*Stored rows:*
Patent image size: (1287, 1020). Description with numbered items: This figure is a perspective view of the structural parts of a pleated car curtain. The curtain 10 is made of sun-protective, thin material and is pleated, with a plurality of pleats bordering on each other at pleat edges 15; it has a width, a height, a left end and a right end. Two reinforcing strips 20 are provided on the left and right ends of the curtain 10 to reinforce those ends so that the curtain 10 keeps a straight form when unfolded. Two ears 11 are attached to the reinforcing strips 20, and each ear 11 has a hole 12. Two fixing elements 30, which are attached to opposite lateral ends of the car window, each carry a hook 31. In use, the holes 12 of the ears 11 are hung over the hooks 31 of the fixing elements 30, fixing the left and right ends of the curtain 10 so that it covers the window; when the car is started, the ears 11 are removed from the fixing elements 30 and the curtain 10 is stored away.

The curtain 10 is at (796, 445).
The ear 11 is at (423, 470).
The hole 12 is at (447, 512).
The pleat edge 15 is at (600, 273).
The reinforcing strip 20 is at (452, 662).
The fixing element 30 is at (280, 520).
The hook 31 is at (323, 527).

...

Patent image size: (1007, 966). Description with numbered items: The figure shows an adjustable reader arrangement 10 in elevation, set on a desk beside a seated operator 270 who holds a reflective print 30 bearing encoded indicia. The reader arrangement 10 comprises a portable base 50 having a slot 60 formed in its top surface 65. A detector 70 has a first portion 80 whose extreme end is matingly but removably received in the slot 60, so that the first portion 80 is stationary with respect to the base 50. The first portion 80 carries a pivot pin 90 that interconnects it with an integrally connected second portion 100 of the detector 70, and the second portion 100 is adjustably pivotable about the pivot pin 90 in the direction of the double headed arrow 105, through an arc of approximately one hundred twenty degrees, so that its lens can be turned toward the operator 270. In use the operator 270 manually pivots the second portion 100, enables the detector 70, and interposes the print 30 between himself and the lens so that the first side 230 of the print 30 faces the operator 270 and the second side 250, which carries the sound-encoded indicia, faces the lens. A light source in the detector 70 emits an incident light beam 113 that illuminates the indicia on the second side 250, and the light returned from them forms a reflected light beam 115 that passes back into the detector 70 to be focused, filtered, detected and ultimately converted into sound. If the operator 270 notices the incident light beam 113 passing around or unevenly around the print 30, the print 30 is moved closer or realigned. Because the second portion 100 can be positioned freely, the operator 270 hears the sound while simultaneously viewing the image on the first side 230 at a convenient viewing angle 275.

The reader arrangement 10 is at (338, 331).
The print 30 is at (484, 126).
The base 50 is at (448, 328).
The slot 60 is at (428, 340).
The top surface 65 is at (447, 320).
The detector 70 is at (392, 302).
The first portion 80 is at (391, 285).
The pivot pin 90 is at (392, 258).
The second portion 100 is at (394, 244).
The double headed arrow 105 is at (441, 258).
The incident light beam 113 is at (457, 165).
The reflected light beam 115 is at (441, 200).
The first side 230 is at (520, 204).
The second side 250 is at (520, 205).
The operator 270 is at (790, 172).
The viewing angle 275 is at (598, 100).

*Short problem:* Output the rows from the line with "Patent image size: (1287, 1020)." up to and including the line with "The hook 31 is at (323, 527)." as a two-column CSV with the columns input and output, one line per row. Put each row's text and its answer in one quoted field each, with line breaks turned into spaces.

*Solution for this problem:*
input,output
"Patent image size: (1287, 1020). Description with numbered items: This figure is a perspective view of the structural parts of a pleated car curtain. The curtain 10 is made of sun-protective, thin material and is pleated, with a plurality of pleats bordering on each other at pleat edges 15; it has a width, a height, a left end and a right end. Two reinforcing strips 20 are provided on the left and right ends of the curtain 10 to reinforce those ends so that the curtain 10 keeps a straight form when unfolded. Two ears 11 are attached to the reinforcing strips 20, and each ear 11 has a hole 12. Two fixing elements 30, which are attached to opposite lateral ends of the car window, each carry a hook 31. In use, the holes 12 of the ears 11 are hung over the hooks 31 of the fixing elements 30, fixing the left and right ends of the curtain 10 so that it covers the window; when the car is started, the ears 11 are removed from the fixing elements 30 and the curtain 10 is stored away.","The curtain 10 is at (796, 445). The ear 11 is at (423, 470). The hole 12 is at (447, 512). The pleat edge 15 is at (600, 273). The reinforcing strip 20 is at (452, 662). The fixing element 30 is at (280, 520). The hook 31 is at (323, 527)."